Short exercise:
Search the listing for "最多能辐射出" and copy every line where it appears.

Stored records:
########
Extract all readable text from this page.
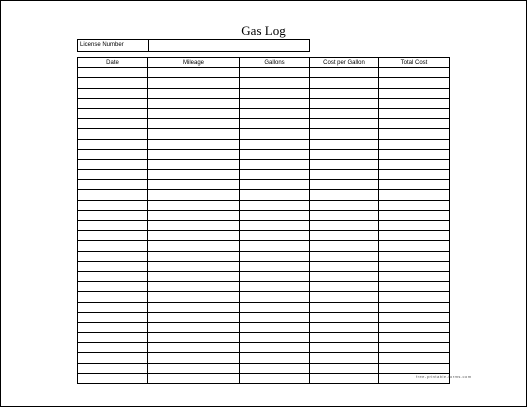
Gas Log
License Number	
Date	Mileage	Gallons	Cost per Gallon	Total Cost

free-printable-forms.com
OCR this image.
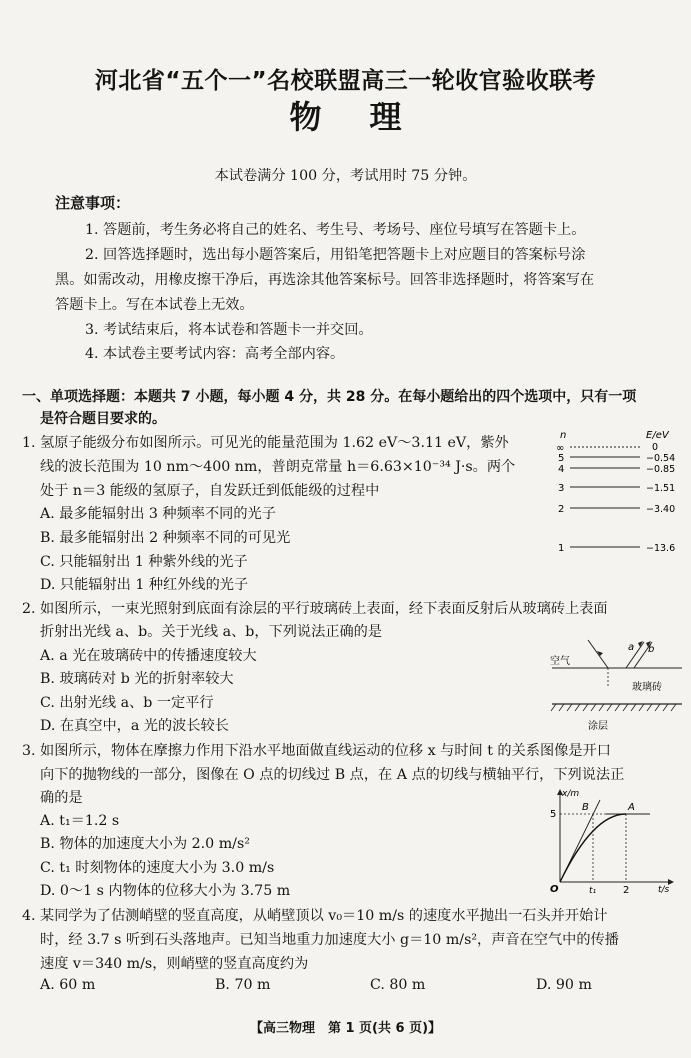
河北省“五个一”名校联盟高三一轮收官验收联考
物理
本试卷满分 100 分，考试用时 75 分钟。
注意事项：
1. 答题前，考生务必将自己的姓名、考生号、考场号、座位号填写在答题卡上。
2. 回答选择题时，选出每小题答案后，用铅笔把答题卡上对应题目的答案标号涂
黑。如需改动，用橡皮擦干净后，再选涂其他答案标号。回答非选择题时，将答案写在
答题卡上。写在本试卷上无效。
3. 考试结束后，将本试卷和答题卡一并交回。
4. 本试卷主要考试内容：高考全部内容。
一、单项选择题：本题共 7 小题，每小题 4 分，共 28 分。在每小题给出的四个选项中，只有一项
是符合题目要求的。
1. 氢原子能级分布如图所示。可见光的能量范围为 1.62 eV～3.11 eV，紫外
线的波长范围为 10 nm～400 nm，普朗克常量 h＝6.63×10⁻³⁴ J·s。两个
处于 n＝3 能级的氢原子，自发跃迁到低能级的过程中
A. 最多能辐射出 3 种频率不同的光子
B. 最多能辐射出 2 种频率不同的可见光
C. 只能辐射出 1 种紫外线的光子
D. 只能辐射出 1 种红外线的光子
n	E/eV
∞	0
5	−0.54
4	−0.85
3	−1.51
2	−3.40
1	−13.6
2. 如图所示，一束光照射到底面有涂层的平行玻璃砖上表面，经下表面反射后从玻璃砖上表面
折射出光线 a、b。关于光线 a、b，下列说法正确的是
A. a 光在玻璃砖中的传播速度较大
B. 玻璃砖对 b 光的折射率较大
C. 出射光线 a、b 一定平行
D. 在真空中，a 光的波长较长
空气
a b
玻璃砖
涂层
3. 如图所示，物体在摩擦力作用下沿水平地面做直线运动的位移 x 与时间 t 的关系图像是开口
向下的抛物线的一部分，图像在 O 点的切线过 B 点，在 A 点的切线与横轴平行，下列说法正
确的是
A. t₁＝1.2 s
B. 物体的加速度大小为 2.0 m/s²
C. t₁ 时刻物体的速度大小为 3.0 m/s
D. 0～1 s 内物体的位移大小为 3.75 m
x/m
t/s
O
5
t₁	2
B	A
4. 某同学为了估测峭壁的竖直高度，从峭壁顶以 v₀＝10 m/s 的速度水平抛出一石头并开始计
时，经 3.7 s 听到石头落地声。已知当地重力加速度大小 g＝10 m/s²，声音在空气中的传播
速度 v＝340 m/s，则峭壁的竖直高度约为
A. 60 m	B. 70 m	C. 80 m	D. 90 m
【高三物理　第 1 页(共 6 页)】
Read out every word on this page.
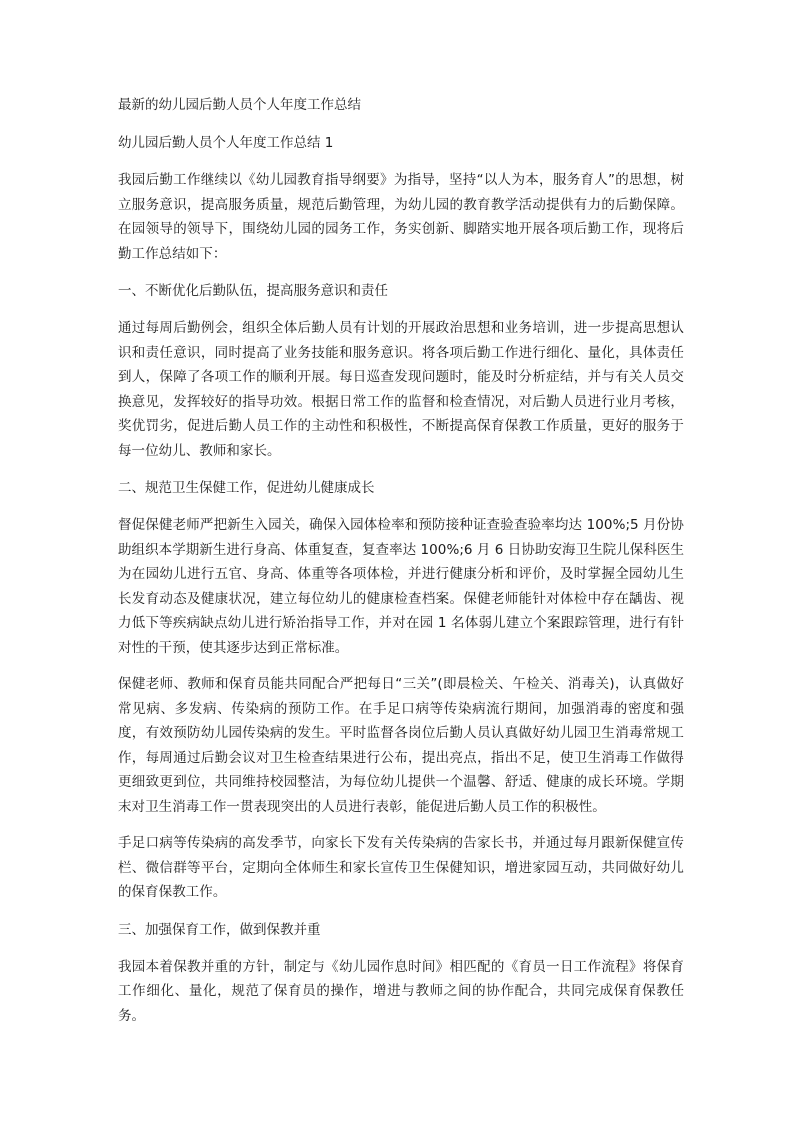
最新的幼儿园后勤人员个人年度工作总结
幼儿园后勤人员个人年度工作总结 1

我园后勤工作继续以《幼儿园教育指导纲要》为指导，坚持“以人为本，服务育人”的思想，树立服务意识，提高服务质量，规范后勤管理，为幼儿园的教育教学活动提供有力的后勤保障。在园领导的领导下，围绕幼儿园的园务工作，务实创新、脚踏实地开展各项后勤工作，现将后勤工作总结如下：

一、不断优化后勤队伍，提高服务意识和责任

通过每周后勤例会，组织全体后勤人员有计划的开展政治思想和业务培训，进一步提高思想认识和责任意识，同时提高了业务技能和服务意识。将各项后勤工作进行细化、量化，具体责任到人，保障了各项工作的顺利开展。每日巡查发现问题时，能及时分析症结，并与有关人员交换意见，发挥较好的指导功效。根据日常工作的监督和检查情况，对后勤人员进行业月考核，奖优罚劣，促进后勤人员工作的主动性和积极性，不断提高保育保教工作质量，更好的服务于每一位幼儿、教师和家长。

二、规范卫生保健工作，促进幼儿健康成长

督促保健老师严把新生入园关，确保入园体检率和预防接种证查验查验率均达 100%;5 月份协助组织本学期新生进行身高、体重复查，复查率达 100%;6 月 6 日协助安海卫生院儿保科医生为在园幼儿进行五官、身高、体重等各项体检，并进行健康分析和评价，及时掌握全园幼儿生长发育动态及健康状况，建立每位幼儿的健康检查档案。保健老师能针对体检中存在龋齿、视力低下等疾病缺点幼儿进行矫治指导工作，并对在园 1 名体弱儿建立个案跟踪管理，进行有针对性的干预，使其逐步达到正常标准。

保健老师、教师和保育员能共同配合严把每日“三关”(即晨检关、午检关、消毒关)，认真做好常见病、多发病、传染病的预防工作。在手足口病等传染病流行期间，加强消毒的密度和强度，有效预防幼儿园传染病的发生。平时监督各岗位后勤人员认真做好幼儿园卫生消毒常规工作，每周通过后勤会议对卫生检查结果进行公布，提出亮点，指出不足，使卫生消毒工作做得更细致更到位，共同维持校园整洁，为每位幼儿提供一个温馨、舒适、健康的成长环境。学期末对卫生消毒工作一贯表现突出的人员进行表彰，能促进后勤人员工作的积极性。

手足口病等传染病的高发季节，向家长下发有关传染病的告家长书，并通过每月跟新保健宣传栏、微信群等平台，定期向全体师生和家长宣传卫生保健知识，增进家园互动，共同做好幼儿的保育保教工作。

三、加强保育工作，做到保教并重

我园本着保教并重的方针，制定与《幼儿园作息时间》相匹配的《育员一日工作流程》将保育工作细化、量化，规范了保育员的操作，增进与教师之间的协作配合，共同完成保育保教任务。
########
Correct result:
A. 最多能辐射出 3 种频率不同的光子
B. 最多能辐射出 2 种频率不同的可见光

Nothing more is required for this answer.